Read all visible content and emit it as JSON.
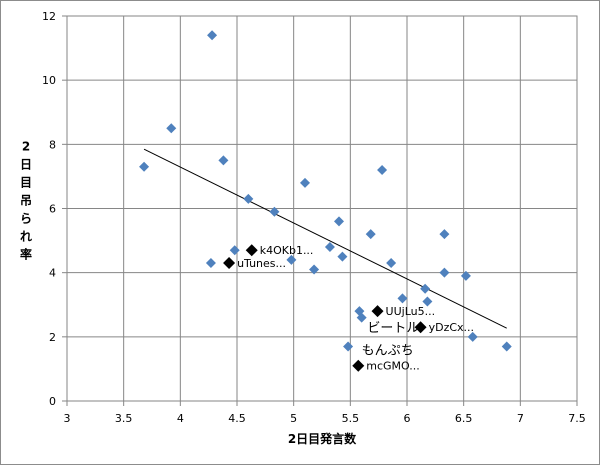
{
  "chart_data": {
    "type": "scatter",
    "title": "",
    "xlabel": "2日目発言数",
    "ylabel": "2日目吊られ率",
    "xlim": [
      3,
      7.5
    ],
    "ylim": [
      0,
      12
    ],
    "xticks": [
      3,
      3.5,
      4,
      4.5,
      5,
      5.5,
      6,
      6.5,
      7,
      7.5
    ],
    "yticks": [
      0,
      2,
      4,
      6,
      8,
      10,
      12
    ],
    "grid": true,
    "legend": "none",
    "series": [
      {
        "marker": "diamond",
        "color": "#4F81BD",
        "points": [
          {
            "x": 3.68,
            "y": 7.3
          },
          {
            "x": 3.92,
            "y": 8.5
          },
          {
            "x": 4.28,
            "y": 11.4
          },
          {
            "x": 4.27,
            "y": 4.3
          },
          {
            "x": 4.38,
            "y": 7.5
          },
          {
            "x": 4.48,
            "y": 4.7
          },
          {
            "x": 4.6,
            "y": 6.3
          },
          {
            "x": 4.83,
            "y": 5.9
          },
          {
            "x": 4.98,
            "y": 4.4
          },
          {
            "x": 5.1,
            "y": 6.8
          },
          {
            "x": 5.18,
            "y": 4.1
          },
          {
            "x": 5.32,
            "y": 4.8
          },
          {
            "x": 5.4,
            "y": 5.6
          },
          {
            "x": 5.43,
            "y": 4.5
          },
          {
            "x": 5.48,
            "y": 1.7
          },
          {
            "x": 5.58,
            "y": 2.8
          },
          {
            "x": 5.6,
            "y": 2.6
          },
          {
            "x": 5.68,
            "y": 5.2
          },
          {
            "x": 5.78,
            "y": 7.2
          },
          {
            "x": 5.86,
            "y": 4.3
          },
          {
            "x": 5.96,
            "y": 3.2
          },
          {
            "x": 6.16,
            "y": 3.5
          },
          {
            "x": 6.18,
            "y": 3.1
          },
          {
            "x": 6.33,
            "y": 5.2
          },
          {
            "x": 6.33,
            "y": 4.0
          },
          {
            "x": 6.52,
            "y": 3.9
          },
          {
            "x": 6.58,
            "y": 2.0
          },
          {
            "x": 6.88,
            "y": 1.7
          }
        ]
      },
      {
        "marker": "diamond",
        "color": "#000000",
        "points": [
          {
            "x": 4.63,
            "y": 4.7,
            "label": "k4OKb1..."
          },
          {
            "x": 4.43,
            "y": 4.3,
            "label": "uTunes..."
          },
          {
            "x": 5.74,
            "y": 2.8,
            "label": "UUjLu5..."
          },
          {
            "x": 6.12,
            "y": 2.3,
            "label": "yDzCx..."
          },
          {
            "x": 5.57,
            "y": 1.1,
            "label": "mcGMO..."
          }
        ]
      }
    ],
    "annotations": [
      {
        "text": "ビートル",
        "x": 5.65,
        "y": 2.3
      },
      {
        "text": "もんぷち",
        "x": 5.6,
        "y": 1.6
      }
    ],
    "trendline": {
      "type": "linear",
      "x": [
        3.68,
        6.88
      ],
      "y": [
        7.85,
        2.27
      ],
      "color": "#000000"
    }
  }
}
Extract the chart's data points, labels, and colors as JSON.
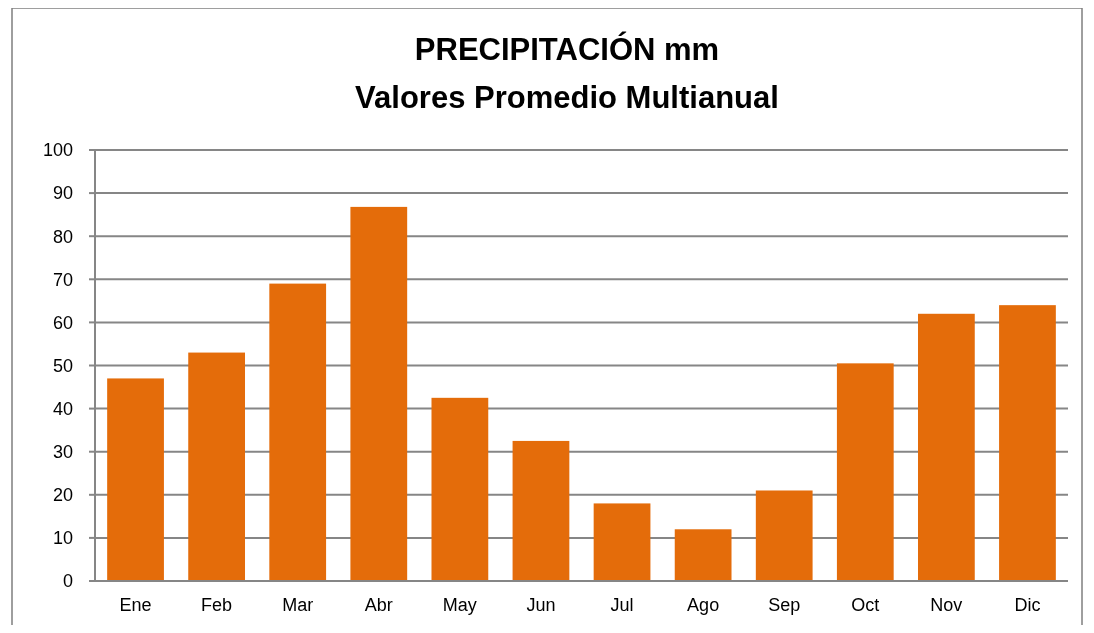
{
  "chart_data": {
    "type": "bar",
    "title": "PRECIPITACIÓN mm\nValores Promedio Multianual",
    "categories": [
      "Ene",
      "Feb",
      "Mar",
      "Abr",
      "May",
      "Jun",
      "Jul",
      "Ago",
      "Sep",
      "Oct",
      "Nov",
      "Dic"
    ],
    "values": [
      47,
      53,
      69,
      86.8,
      42.5,
      32.5,
      18,
      12,
      21,
      50.5,
      62,
      64
    ],
    "color": "#e46c0a",
    "ylim": [
      0,
      100
    ],
    "yticks": [
      0,
      10,
      20,
      30,
      40,
      50,
      60,
      70,
      80,
      90,
      100
    ],
    "grid": "y"
  }
}
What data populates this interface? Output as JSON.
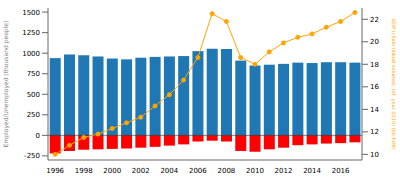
{
  "chart_data": {
    "type": "bar",
    "categories": [
      "1996",
      null,
      "1998",
      null,
      "2000",
      null,
      "2002",
      null,
      "2004",
      null,
      "2006",
      null,
      "2008",
      null,
      "2010",
      null,
      "2012",
      null,
      "2014",
      null,
      "2016",
      null
    ],
    "ylabel": "Employed/Unemployed (thousand people)",
    "y2label": "GDP (chain-linked volumes, ref. year 2010) (bn EUR)",
    "stacked": true,
    "series": [
      {
        "type": "bar",
        "color": "#1f77b4",
        "values": [
          940,
          985,
          975,
          960,
          935,
          925,
          945,
          955,
          960,
          965,
          1025,
          1055,
          1050,
          910,
          850,
          860,
          870,
          885,
          880,
          890,
          890,
          885
        ]
      },
      {
        "type": "bar",
        "color": "#ff0000",
        "values": [
          -220,
          -190,
          -175,
          -170,
          -165,
          -160,
          -150,
          -140,
          -125,
          -110,
          -75,
          -65,
          -75,
          -190,
          -200,
          -170,
          -150,
          -120,
          -110,
          -100,
          -95,
          -85
        ]
      },
      {
        "type": "line",
        "axis": "y2",
        "color": "#ffa500",
        "marker": "circle",
        "values": [
          10.0,
          10.8,
          11.5,
          11.8,
          12.3,
          12.8,
          13.3,
          14.3,
          15.3,
          16.6,
          18.6,
          22.5,
          21.8,
          18.6,
          18.0,
          19.1,
          19.9,
          20.4,
          20.7,
          21.3,
          21.8,
          22.6
        ]
      }
    ],
    "ylim": [
      -300,
      1550
    ],
    "yticks": [
      -250,
      0,
      250,
      500,
      750,
      1000,
      1250,
      1500
    ],
    "y2lim": [
      9.5,
      23
    ],
    "y2ticks": [
      10,
      12,
      14,
      16,
      18,
      20,
      22
    ],
    "grid": false
  }
}
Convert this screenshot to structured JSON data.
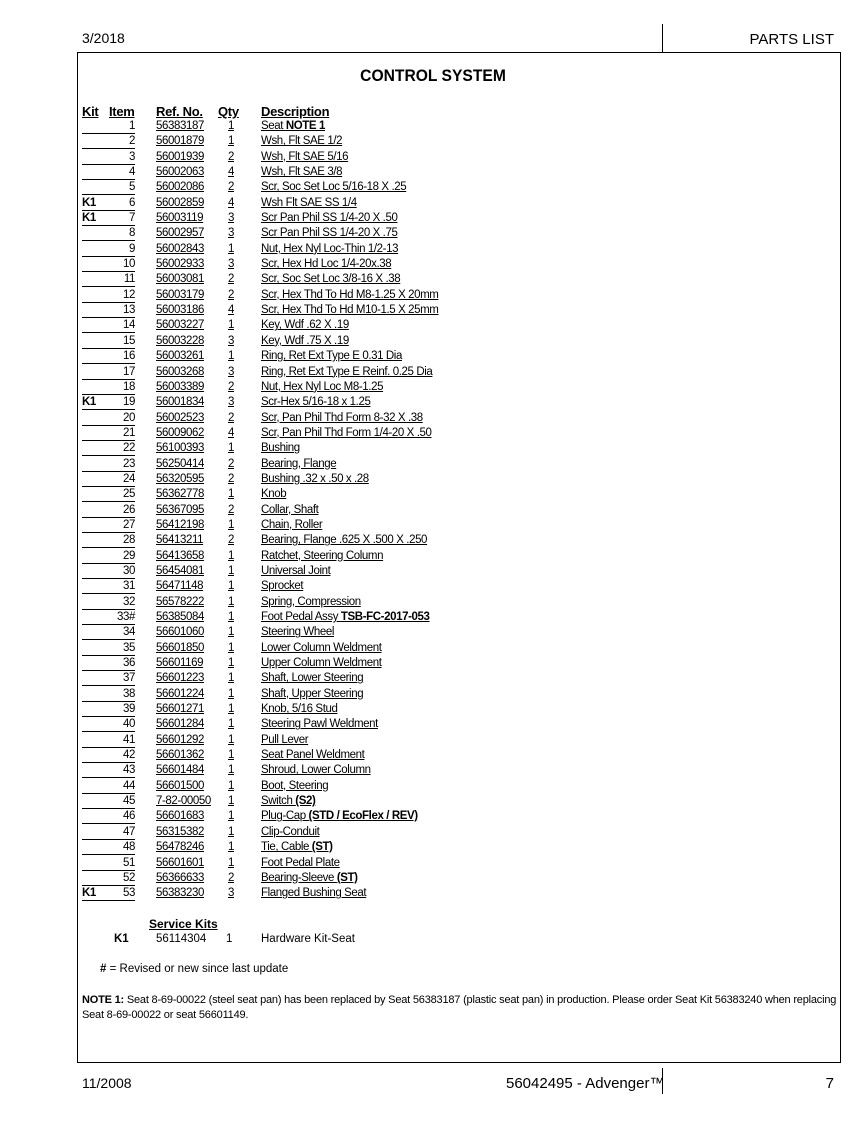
{
  "header": {
    "date": "3/2018",
    "section": "PARTS LIST"
  },
  "title": "CONTROL SYSTEM",
  "columns": {
    "kit": "Kit",
    "item": "Item",
    "ref": "Ref. No.",
    "qty": "Qty",
    "desc": "Description"
  },
  "rows": [
    {
      "kit": "",
      "item": "1",
      "ref": "56383187",
      "qty": "1",
      "desc": "Seat ",
      "bold": "NOTE 1"
    },
    {
      "kit": "",
      "item": "2",
      "ref": "56001879",
      "qty": "1",
      "desc": "Wsh, Flt SAE 1/2"
    },
    {
      "kit": "",
      "item": "3",
      "ref": "56001939",
      "qty": "2",
      "desc": "Wsh, Flt SAE 5/16"
    },
    {
      "kit": "",
      "item": "4",
      "ref": "56002063",
      "qty": "4",
      "desc": "Wsh, Flt SAE 3/8"
    },
    {
      "kit": "",
      "item": "5",
      "ref": "56002086",
      "qty": "2",
      "desc": "Scr, Soc Set Loc 5/16-18 X .25"
    },
    {
      "kit": "K1",
      "item": "6",
      "ref": "56002859",
      "qty": "4",
      "desc": "Wsh Flt SAE SS 1/4"
    },
    {
      "kit": "K1",
      "item": "7",
      "ref": "56003119",
      "qty": "3",
      "desc": "Scr  Pan Phil SS 1/4-20 X .50"
    },
    {
      "kit": "",
      "item": "8",
      "ref": "56002957",
      "qty": "3",
      "desc": "Scr Pan Phil SS 1/4-20 X  .75"
    },
    {
      "kit": "",
      "item": "9",
      "ref": "56002843",
      "qty": "1",
      "desc": "Nut, Hex Nyl Loc-Thin 1/2-13"
    },
    {
      "kit": "",
      "item": "10",
      "ref": "56002933",
      "qty": "3",
      "desc": "Scr, Hex Hd Loc 1/4-20x.38"
    },
    {
      "kit": "",
      "item": "11",
      "ref": "56003081",
      "qty": "2",
      "desc": "Scr, Soc Set Loc 3/8-16 X .38"
    },
    {
      "kit": "",
      "item": "12",
      "ref": "56003179",
      "qty": "2",
      "desc": "Scr, Hex Thd To Hd M8-1.25 X 20mm"
    },
    {
      "kit": "",
      "item": "13",
      "ref": "56003186",
      "qty": "4",
      "desc": "Scr, Hex Thd To Hd M10-1.5 X 25mm"
    },
    {
      "kit": "",
      "item": "14",
      "ref": "56003227",
      "qty": "1",
      "desc": "Key, Wdf .62 X .19"
    },
    {
      "kit": "",
      "item": "15",
      "ref": "56003228",
      "qty": "3",
      "desc": "Key, Wdf .75 X .19"
    },
    {
      "kit": "",
      "item": "16",
      "ref": "56003261",
      "qty": "1",
      "desc": "Ring, Ret Ext Type E 0.31 Dia"
    },
    {
      "kit": "",
      "item": "17",
      "ref": "56003268",
      "qty": "3",
      "desc": "Ring, Ret Ext Type E Reinf. 0.25 Dia"
    },
    {
      "kit": "",
      "item": "18",
      "ref": "56003389",
      "qty": "2",
      "desc": "Nut, Hex Nyl Loc M8-1.25"
    },
    {
      "kit": "K1",
      "item": "19",
      "ref": "56001834",
      "qty": "3",
      "desc": "Scr-Hex 5/16-18 x 1.25"
    },
    {
      "kit": "",
      "item": "20",
      "ref": "56002523",
      "qty": "2",
      "desc": "Scr, Pan Phil Thd Form 8-32 X .38"
    },
    {
      "kit": "",
      "item": "21",
      "ref": "56009062",
      "qty": "4",
      "desc": "Scr, Pan Phil Thd Form 1/4-20 X .50"
    },
    {
      "kit": "",
      "item": "22",
      "ref": "56100393",
      "qty": "1",
      "desc": "Bushing"
    },
    {
      "kit": "",
      "item": "23",
      "ref": "56250414",
      "qty": "2",
      "desc": "Bearing, Flange"
    },
    {
      "kit": "",
      "item": "24",
      "ref": "56320595",
      "qty": "2",
      "desc": "Bushing .32 x .50 x .28"
    },
    {
      "kit": "",
      "item": "25",
      "ref": "56362778",
      "qty": "1",
      "desc": "Knob"
    },
    {
      "kit": "",
      "item": "26",
      "ref": "56367095",
      "qty": "2",
      "desc": "Collar, Shaft"
    },
    {
      "kit": "",
      "item": "27",
      "ref": "56412198",
      "qty": "1",
      "desc": "Chain, Roller"
    },
    {
      "kit": "",
      "item": "28",
      "ref": "56413211",
      "qty": "2",
      "desc": "Bearing, Flange .625 X .500 X .250"
    },
    {
      "kit": "",
      "item": "29",
      "ref": "56413658",
      "qty": "1",
      "desc": "Ratchet, Steering Column"
    },
    {
      "kit": "",
      "item": "30",
      "ref": "56454081",
      "qty": "1",
      "desc": "Universal Joint"
    },
    {
      "kit": "",
      "item": "31",
      "ref": "56471148",
      "qty": "1",
      "desc": "Sprocket"
    },
    {
      "kit": "",
      "item": "32",
      "ref": "56578222",
      "qty": "1",
      "desc": "Spring, Compression"
    },
    {
      "kit": "",
      "item": "33#",
      "ref": "56385084",
      "qty": "1",
      "desc": "Foot Pedal Assy ",
      "bold": "TSB-FC-2017-053"
    },
    {
      "kit": "",
      "item": "34",
      "ref": "56601060",
      "qty": "1",
      "desc": "Steering Wheel"
    },
    {
      "kit": "",
      "item": "35",
      "ref": "56601850",
      "qty": "1",
      "desc": "Lower Column Weldment"
    },
    {
      "kit": "",
      "item": "36",
      "ref": "56601169",
      "qty": "1",
      "desc": "Upper Column Weldment"
    },
    {
      "kit": "",
      "item": "37",
      "ref": "56601223",
      "qty": "1",
      "desc": "Shaft, Lower Steering"
    },
    {
      "kit": "",
      "item": "38",
      "ref": "56601224",
      "qty": "1",
      "desc": "Shaft, Upper Steering"
    },
    {
      "kit": "",
      "item": "39",
      "ref": "56601271",
      "qty": "1",
      "desc": "Knob, 5/16 Stud"
    },
    {
      "kit": "",
      "item": "40",
      "ref": "56601284",
      "qty": "1",
      "desc": "Steering Pawl Weldment"
    },
    {
      "kit": "",
      "item": "41",
      "ref": "56601292",
      "qty": "1",
      "desc": "Pull Lever"
    },
    {
      "kit": "",
      "item": "42",
      "ref": "56601362",
      "qty": "1",
      "desc": "Seat Panel Weldment"
    },
    {
      "kit": "",
      "item": "43",
      "ref": "56601484",
      "qty": "1",
      "desc": "Shroud, Lower Column"
    },
    {
      "kit": "",
      "item": "44",
      "ref": "56601500",
      "qty": "1",
      "desc": "Boot, Steering"
    },
    {
      "kit": "",
      "item": "45",
      "ref": "7-82-00050",
      "qty": "1",
      "desc": "Switch ",
      "bold": "(S2)"
    },
    {
      "kit": "",
      "item": "46",
      "ref": "56601683",
      "qty": "1",
      "desc": "Plug-Cap ",
      "bold": "(STD / EcoFlex / REV)"
    },
    {
      "kit": "",
      "item": "47",
      "ref": "56315382",
      "qty": "1",
      "desc": "Clip-Conduit"
    },
    {
      "kit": "",
      "item": "48",
      "ref": "56478246",
      "qty": "1",
      "desc": "Tie, Cable ",
      "bold": "(ST)"
    },
    {
      "kit": "",
      "item": "51",
      "ref": "56601601",
      "qty": "1",
      "desc": "Foot Pedal Plate"
    },
    {
      "kit": "",
      "item": "52",
      "ref": "56366633",
      "qty": "2",
      "desc": "Bearing-Sleeve ",
      "bold": "(ST)"
    },
    {
      "kit": "K1",
      "item": "53",
      "ref": "56383230",
      "qty": "3",
      "desc": "Flanged Bushing Seat"
    }
  ],
  "service_kits": {
    "heading": "Service Kits",
    "kit": "K1",
    "ref": "56114304",
    "qty": "1",
    "desc": "Hardware Kit-Seat"
  },
  "legend": {
    "symbol": "#",
    "text": " = Revised or new since last update"
  },
  "note": {
    "label": "NOTE 1:",
    "text": " Seat 8-69-00022 (steel seat pan) has been replaced by Seat 56383187 (plastic seat pan) in production.  Please order Seat Kit 56383240 when replacing Seat 8-69-00022 or seat 56601149."
  },
  "footer": {
    "date": "11/2008",
    "doc": "56042495 - Advenger™",
    "page": "7"
  }
}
──────────────────────────────
TASK STATEMENT -> Which lines contain the word "Pedal"? Return each of them.

SOLUTION TO THE EXERCISE ->
      "desc": "Foot Pedal Assy ",
      "desc": "Foot Pedal Plate"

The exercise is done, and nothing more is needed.